(Data excerpts)

------------------------------

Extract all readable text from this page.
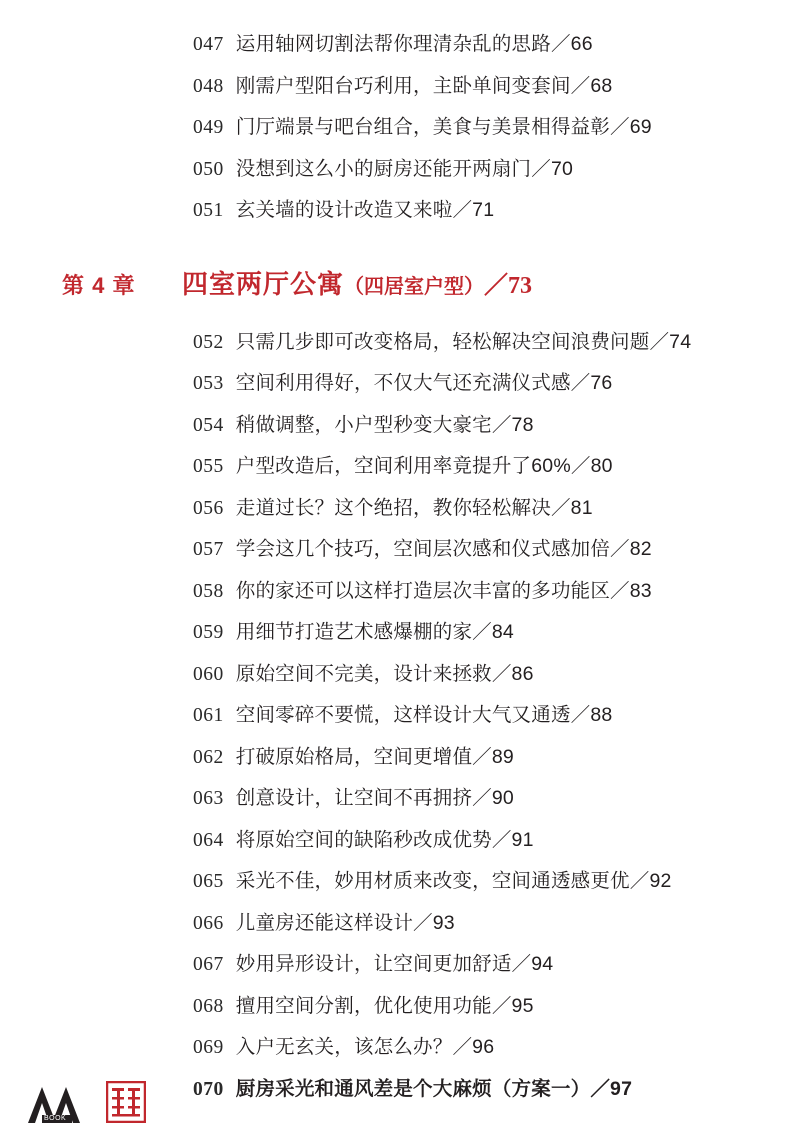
047 运用轴网切割法帮你理清杂乱的思路／66
048 刚需户型阳台巧利用，主卧单间变套间／68
049 门厅端景与吧台组合，美食与美景相得益彰／69
050 没想到这么小的厨房还能开两扇门／70
051 玄关墙的设计改造又来啦／71
第 4 章	四室两厅公寓 （四居室户型） ／ 73
052 只需几步即可改变格局，轻松解决空间浪费问题／74
053 空间利用得好，不仅大气还充满仪式感／76
054 稍做调整，小户型秒变大豪宅／78
055 户型改造后，空间利用率竟提升了60%／80
056 走道过长？这个绝招，教你轻松解决／81
057 学会这几个技巧，空间层次感和仪式感加倍／82
058 你的家还可以这样打造层次丰富的多功能区／83
059 用细节打造艺术感爆棚的家／84
060 原始空间不完美，设计来拯救／86
061 空间零碎不要慌，这样设计大气又通透／88
062 打破原始格局，空间更增值／89
063 创意设计，让空间不再拥挤／90
064 将原始空间的缺陷秒改成优势／91
065 采光不佳，妙用材质来改变，空间通透感更优／92
066 儿童房还能这样设计／93
067 妙用异形设计，让空间更加舒适／94
068 擅用空间分割，优化使用功能／95
069 入户无玄关，该怎么办？／96
070 厨房采光和通风差是个大麻烦（方案一）／97
BOOK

------------------------------

*Do this*
Write out the entries again, exactly as given, skipping any images.

*The result*
Extract all readable text from this page.
047 运用轴网切割法帮你理清杂乱的思路／66
048 刚需户型阳台巧利用，主卧单间变套间／68
049 门厅端景与吧台组合，美食与美景相得益彰／69
050 没想到这么小的厨房还能开两扇门／70
051 玄关墙的设计改造又来啦／71
第 4 章	四室两厅公寓 （四居室户型） ／ 73
052 只需几步即可改变格局，轻松解决空间浪费问题／74
053 空间利用得好，不仅大气还充满仪式感／76
054 稍做调整，小户型秒变大豪宅／78
055 户型改造后，空间利用率竟提升了60%／80
056 走道过长？这个绝招，教你轻松解决／81
057 学会这几个技巧，空间层次感和仪式感加倍／82
058 你的家还可以这样打造层次丰富的多功能区／83
059 用细节打造艺术感爆棚的家／84
060 原始空间不完美，设计来拯救／86
061 空间零碎不要慌，这样设计大气又通透／88
062 打破原始格局，空间更增值／89
063 创意设计，让空间不再拥挤／90
064 将原始空间的缺陷秒改成优势／91
065 采光不佳，妙用材质来改变，空间通透感更优／92
066 儿童房还能这样设计／93
067 妙用异形设计，让空间更加舒适／94
068 擅用空间分割，优化使用功能／95
069 入户无玄关，该怎么办？／96
070 厨房采光和通风差是个大麻烦（方案一）／97
BOOK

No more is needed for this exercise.